Input start

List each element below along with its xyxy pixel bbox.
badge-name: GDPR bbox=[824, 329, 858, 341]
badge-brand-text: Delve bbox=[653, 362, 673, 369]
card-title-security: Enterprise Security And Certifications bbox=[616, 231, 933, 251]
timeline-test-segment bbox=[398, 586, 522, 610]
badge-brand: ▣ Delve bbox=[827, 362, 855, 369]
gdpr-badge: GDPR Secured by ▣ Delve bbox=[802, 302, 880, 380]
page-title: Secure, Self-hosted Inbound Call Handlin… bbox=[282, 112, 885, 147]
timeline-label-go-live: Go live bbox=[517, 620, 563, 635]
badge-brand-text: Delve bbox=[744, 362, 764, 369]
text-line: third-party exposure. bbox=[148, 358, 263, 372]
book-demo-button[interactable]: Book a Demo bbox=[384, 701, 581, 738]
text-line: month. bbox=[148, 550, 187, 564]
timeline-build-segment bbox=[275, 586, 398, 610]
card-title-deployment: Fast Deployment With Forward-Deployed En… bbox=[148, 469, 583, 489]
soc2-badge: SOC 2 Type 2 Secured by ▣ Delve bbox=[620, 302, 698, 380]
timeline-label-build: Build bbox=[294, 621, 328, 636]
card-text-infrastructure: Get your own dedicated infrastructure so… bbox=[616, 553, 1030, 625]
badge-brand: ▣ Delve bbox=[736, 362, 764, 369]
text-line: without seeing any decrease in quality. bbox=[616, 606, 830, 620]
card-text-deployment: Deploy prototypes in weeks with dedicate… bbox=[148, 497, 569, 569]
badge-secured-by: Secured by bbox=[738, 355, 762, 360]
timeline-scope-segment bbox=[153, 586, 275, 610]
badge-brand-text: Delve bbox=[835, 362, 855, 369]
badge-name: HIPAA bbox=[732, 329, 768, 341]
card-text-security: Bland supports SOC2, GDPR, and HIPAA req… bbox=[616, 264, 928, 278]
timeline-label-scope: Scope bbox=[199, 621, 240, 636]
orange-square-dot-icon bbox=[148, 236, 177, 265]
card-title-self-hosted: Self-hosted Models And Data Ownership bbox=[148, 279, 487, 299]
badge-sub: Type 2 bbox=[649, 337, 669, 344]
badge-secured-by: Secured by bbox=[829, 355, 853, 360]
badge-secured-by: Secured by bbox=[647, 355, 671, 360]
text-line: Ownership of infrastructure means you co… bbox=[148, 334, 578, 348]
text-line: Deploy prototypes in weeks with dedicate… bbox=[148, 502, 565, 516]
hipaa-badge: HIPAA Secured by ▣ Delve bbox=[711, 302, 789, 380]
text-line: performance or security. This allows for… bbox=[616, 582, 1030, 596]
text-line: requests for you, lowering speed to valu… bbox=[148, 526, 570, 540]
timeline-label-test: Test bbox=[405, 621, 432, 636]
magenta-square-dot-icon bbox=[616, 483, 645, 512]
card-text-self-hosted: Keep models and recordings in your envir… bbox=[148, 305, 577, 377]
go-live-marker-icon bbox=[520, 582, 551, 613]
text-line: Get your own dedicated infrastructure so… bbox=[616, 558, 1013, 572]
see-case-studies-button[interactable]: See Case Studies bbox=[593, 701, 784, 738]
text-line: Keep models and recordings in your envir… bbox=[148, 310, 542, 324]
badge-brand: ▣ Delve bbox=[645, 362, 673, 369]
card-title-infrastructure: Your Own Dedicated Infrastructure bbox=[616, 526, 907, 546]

Input end

__Problem statement__:
Pull out every line above verbatim, keeping the original order.

__The completed task__:
List each element below along with its xyxy pixel bbox.
badge-name: GDPR bbox=[824, 329, 858, 341]
badge-brand-text: Delve bbox=[653, 362, 673, 369]
card-title-security: Enterprise Security And Certifications bbox=[616, 231, 933, 251]
timeline-test-segment bbox=[398, 586, 522, 610]
badge-brand: ▣ Delve bbox=[827, 362, 855, 369]
gdpr-badge: GDPR Secured by ▣ Delve bbox=[802, 302, 880, 380]
page-title: Secure, Self-hosted Inbound Call Handlin… bbox=[282, 112, 885, 147]
timeline-label-go-live: Go live bbox=[517, 620, 563, 635]
badge-brand-text: Delve bbox=[744, 362, 764, 369]
text-line: third-party exposure. bbox=[148, 358, 263, 372]
book-demo-button[interactable]: Book a Demo bbox=[384, 701, 581, 738]
text-line: month. bbox=[148, 550, 187, 564]
timeline-build-segment bbox=[275, 586, 398, 610]
card-title-deployment: Fast Deployment With Forward-Deployed En… bbox=[148, 469, 583, 489]
soc2-badge: SOC 2 Type 2 Secured by ▣ Delve bbox=[620, 302, 698, 380]
timeline-label-build: Build bbox=[294, 621, 328, 636]
card-text-infrastructure: Get your own dedicated infrastructure so… bbox=[616, 553, 1030, 625]
badge-brand: ▣ Delve bbox=[736, 362, 764, 369]
text-line: without seeing any decrease in quality. bbox=[616, 606, 830, 620]
card-text-deployment: Deploy prototypes in weeks with dedicate… bbox=[148, 497, 569, 569]
badge-secured-by: Secured by bbox=[738, 355, 762, 360]
timeline-scope-segment bbox=[153, 586, 275, 610]
badge-brand-text: Delve bbox=[835, 362, 855, 369]
badge-name: HIPAA bbox=[732, 329, 768, 341]
card-text-security: Bland supports SOC2, GDPR, and HIPAA req… bbox=[616, 264, 928, 278]
timeline-label-scope: Scope bbox=[199, 621, 240, 636]
orange-square-dot-icon bbox=[148, 236, 177, 265]
card-title-self-hosted: Self-hosted Models And Data Ownership bbox=[148, 279, 487, 299]
badge-sub: Type 2 bbox=[649, 337, 669, 344]
badge-secured-by: Secured by bbox=[829, 355, 853, 360]
badge-secured-by: Secured by bbox=[647, 355, 671, 360]
text-line: Ownership of infrastructure means you co… bbox=[148, 334, 578, 348]
text-line: Deploy prototypes in weeks with dedicate… bbox=[148, 502, 565, 516]
hipaa-badge: HIPAA Secured by ▣ Delve bbox=[711, 302, 789, 380]
text-line: performance or security. This allows for… bbox=[616, 582, 1030, 596]
text-line: requests for you, lowering speed to valu… bbox=[148, 526, 570, 540]
timeline-label-test: Test bbox=[405, 621, 432, 636]
magenta-square-dot-icon bbox=[616, 483, 645, 512]
card-text-self-hosted: Keep models and recordings in your envir… bbox=[148, 305, 577, 377]
go-live-marker-icon bbox=[520, 582, 551, 613]
text-line: Get your own dedicated infrastructure so… bbox=[616, 558, 1013, 572]
see-case-studies-button[interactable]: See Case Studies bbox=[593, 701, 784, 738]
text-line: Keep models and recordings in your envir… bbox=[148, 310, 542, 324]
badge-brand: ▣ Delve bbox=[645, 362, 673, 369]
card-title-infrastructure: Your Own Dedicated Infrastructure bbox=[616, 526, 907, 546]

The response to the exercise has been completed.